WRITTEN TASK:
Filter the listing and keep only the lines with the word "熟能生巧".

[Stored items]
— begin —

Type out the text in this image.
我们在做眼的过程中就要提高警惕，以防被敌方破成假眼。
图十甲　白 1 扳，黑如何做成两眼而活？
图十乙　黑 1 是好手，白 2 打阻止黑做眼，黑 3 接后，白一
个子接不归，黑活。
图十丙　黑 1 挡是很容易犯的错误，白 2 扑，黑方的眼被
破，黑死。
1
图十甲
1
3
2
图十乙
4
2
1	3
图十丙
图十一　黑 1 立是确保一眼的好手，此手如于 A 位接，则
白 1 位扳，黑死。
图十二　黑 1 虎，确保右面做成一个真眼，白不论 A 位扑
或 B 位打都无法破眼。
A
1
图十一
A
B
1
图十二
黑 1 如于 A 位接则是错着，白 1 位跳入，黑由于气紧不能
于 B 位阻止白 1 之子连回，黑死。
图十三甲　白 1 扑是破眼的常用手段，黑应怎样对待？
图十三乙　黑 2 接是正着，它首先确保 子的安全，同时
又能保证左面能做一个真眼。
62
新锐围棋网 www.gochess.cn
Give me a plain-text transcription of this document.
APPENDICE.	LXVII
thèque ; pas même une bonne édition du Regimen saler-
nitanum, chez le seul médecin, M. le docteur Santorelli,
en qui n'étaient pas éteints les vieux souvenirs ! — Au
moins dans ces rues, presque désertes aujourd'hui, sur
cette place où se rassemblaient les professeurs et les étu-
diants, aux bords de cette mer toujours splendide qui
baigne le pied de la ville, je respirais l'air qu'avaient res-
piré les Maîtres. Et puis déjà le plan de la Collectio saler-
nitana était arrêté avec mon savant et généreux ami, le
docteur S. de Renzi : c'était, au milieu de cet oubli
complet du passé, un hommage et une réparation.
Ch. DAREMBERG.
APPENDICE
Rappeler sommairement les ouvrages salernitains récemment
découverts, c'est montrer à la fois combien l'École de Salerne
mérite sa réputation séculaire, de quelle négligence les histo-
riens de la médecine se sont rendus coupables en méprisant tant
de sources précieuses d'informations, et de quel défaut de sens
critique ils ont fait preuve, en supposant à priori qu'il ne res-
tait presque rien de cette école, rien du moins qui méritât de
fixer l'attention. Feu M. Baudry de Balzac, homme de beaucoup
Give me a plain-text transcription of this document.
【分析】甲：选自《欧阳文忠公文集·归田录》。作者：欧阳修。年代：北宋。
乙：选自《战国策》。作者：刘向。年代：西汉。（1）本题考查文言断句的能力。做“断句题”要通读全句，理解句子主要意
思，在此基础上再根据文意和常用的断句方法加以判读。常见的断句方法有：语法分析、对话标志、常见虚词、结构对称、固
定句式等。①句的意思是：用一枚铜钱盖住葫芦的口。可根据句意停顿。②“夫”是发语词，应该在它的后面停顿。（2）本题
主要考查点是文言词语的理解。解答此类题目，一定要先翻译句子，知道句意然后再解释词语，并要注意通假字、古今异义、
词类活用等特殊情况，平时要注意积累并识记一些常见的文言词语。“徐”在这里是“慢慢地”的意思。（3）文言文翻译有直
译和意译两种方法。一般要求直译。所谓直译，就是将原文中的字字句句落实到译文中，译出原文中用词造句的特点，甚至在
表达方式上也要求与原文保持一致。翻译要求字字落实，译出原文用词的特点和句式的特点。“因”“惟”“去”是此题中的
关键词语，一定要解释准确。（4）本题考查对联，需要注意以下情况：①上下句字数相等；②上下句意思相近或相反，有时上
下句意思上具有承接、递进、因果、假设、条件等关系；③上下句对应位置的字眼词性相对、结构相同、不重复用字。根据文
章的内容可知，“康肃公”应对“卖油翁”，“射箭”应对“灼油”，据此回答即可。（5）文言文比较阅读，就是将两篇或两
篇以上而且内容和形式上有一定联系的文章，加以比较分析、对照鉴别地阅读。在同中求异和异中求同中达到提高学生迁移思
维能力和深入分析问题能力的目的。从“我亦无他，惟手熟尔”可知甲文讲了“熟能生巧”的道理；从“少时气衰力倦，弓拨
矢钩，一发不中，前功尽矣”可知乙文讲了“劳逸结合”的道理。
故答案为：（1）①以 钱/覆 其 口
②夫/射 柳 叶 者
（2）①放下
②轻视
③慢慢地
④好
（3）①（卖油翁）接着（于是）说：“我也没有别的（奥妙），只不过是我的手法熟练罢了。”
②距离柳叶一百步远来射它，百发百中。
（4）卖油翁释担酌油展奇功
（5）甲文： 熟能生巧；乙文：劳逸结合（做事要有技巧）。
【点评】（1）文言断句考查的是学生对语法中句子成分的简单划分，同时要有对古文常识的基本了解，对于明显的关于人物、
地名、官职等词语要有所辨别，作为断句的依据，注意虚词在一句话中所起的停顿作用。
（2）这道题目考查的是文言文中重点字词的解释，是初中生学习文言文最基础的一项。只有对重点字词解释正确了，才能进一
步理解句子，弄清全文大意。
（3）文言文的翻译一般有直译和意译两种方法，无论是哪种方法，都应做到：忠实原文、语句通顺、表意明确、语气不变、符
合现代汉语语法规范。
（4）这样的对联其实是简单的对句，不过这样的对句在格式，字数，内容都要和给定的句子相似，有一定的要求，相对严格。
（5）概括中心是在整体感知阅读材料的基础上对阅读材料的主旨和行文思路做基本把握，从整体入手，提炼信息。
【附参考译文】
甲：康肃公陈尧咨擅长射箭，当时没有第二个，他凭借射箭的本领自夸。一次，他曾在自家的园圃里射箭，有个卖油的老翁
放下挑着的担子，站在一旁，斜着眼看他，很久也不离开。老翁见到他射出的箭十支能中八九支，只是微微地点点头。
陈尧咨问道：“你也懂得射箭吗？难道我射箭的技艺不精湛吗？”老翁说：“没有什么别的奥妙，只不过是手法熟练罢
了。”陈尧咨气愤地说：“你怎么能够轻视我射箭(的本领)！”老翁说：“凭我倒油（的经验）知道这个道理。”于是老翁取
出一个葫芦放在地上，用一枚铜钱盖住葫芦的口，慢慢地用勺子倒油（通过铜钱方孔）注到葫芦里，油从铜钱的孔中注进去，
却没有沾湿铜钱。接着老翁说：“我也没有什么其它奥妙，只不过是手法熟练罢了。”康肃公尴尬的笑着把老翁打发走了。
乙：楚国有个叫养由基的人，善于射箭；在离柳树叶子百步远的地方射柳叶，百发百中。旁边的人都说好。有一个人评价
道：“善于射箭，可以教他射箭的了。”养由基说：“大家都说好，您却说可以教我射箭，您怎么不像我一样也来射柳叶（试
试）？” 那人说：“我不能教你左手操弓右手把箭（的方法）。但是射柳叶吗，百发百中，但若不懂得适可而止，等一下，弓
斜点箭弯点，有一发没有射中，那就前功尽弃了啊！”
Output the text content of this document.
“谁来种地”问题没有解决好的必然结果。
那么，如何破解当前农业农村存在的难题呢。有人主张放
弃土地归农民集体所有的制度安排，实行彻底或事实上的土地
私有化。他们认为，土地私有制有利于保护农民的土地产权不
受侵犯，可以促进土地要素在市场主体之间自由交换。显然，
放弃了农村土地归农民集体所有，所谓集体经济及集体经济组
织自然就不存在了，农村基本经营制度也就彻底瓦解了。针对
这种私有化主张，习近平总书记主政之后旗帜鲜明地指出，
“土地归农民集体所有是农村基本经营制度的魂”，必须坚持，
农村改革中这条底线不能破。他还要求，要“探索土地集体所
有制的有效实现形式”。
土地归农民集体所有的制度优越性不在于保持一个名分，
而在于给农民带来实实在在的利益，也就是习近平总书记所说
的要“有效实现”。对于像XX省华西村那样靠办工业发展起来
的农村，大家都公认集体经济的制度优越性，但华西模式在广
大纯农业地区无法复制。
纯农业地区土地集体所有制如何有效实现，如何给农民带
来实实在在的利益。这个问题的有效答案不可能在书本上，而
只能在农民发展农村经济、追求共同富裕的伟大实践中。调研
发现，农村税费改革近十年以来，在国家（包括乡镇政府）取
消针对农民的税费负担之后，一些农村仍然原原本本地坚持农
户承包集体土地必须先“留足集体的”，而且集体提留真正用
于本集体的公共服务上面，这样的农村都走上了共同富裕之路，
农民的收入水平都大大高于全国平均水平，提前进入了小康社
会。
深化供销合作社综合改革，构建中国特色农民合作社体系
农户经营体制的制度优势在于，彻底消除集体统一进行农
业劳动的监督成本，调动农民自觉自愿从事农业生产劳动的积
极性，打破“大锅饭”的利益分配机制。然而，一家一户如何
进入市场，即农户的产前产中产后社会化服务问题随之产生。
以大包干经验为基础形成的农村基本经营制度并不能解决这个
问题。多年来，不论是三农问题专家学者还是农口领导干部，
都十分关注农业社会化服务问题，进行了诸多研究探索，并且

— end —

RESPONSE TO THIS EXERCISE:
维能力和深入分析问题能力的目的。从“我亦无他，惟手熟尔”可知甲文讲了“熟能生巧”的道理；从“少时气衰力倦，弓拨
（5）甲文： 熟能生巧；乙文：劳逸结合（做事要有技巧）。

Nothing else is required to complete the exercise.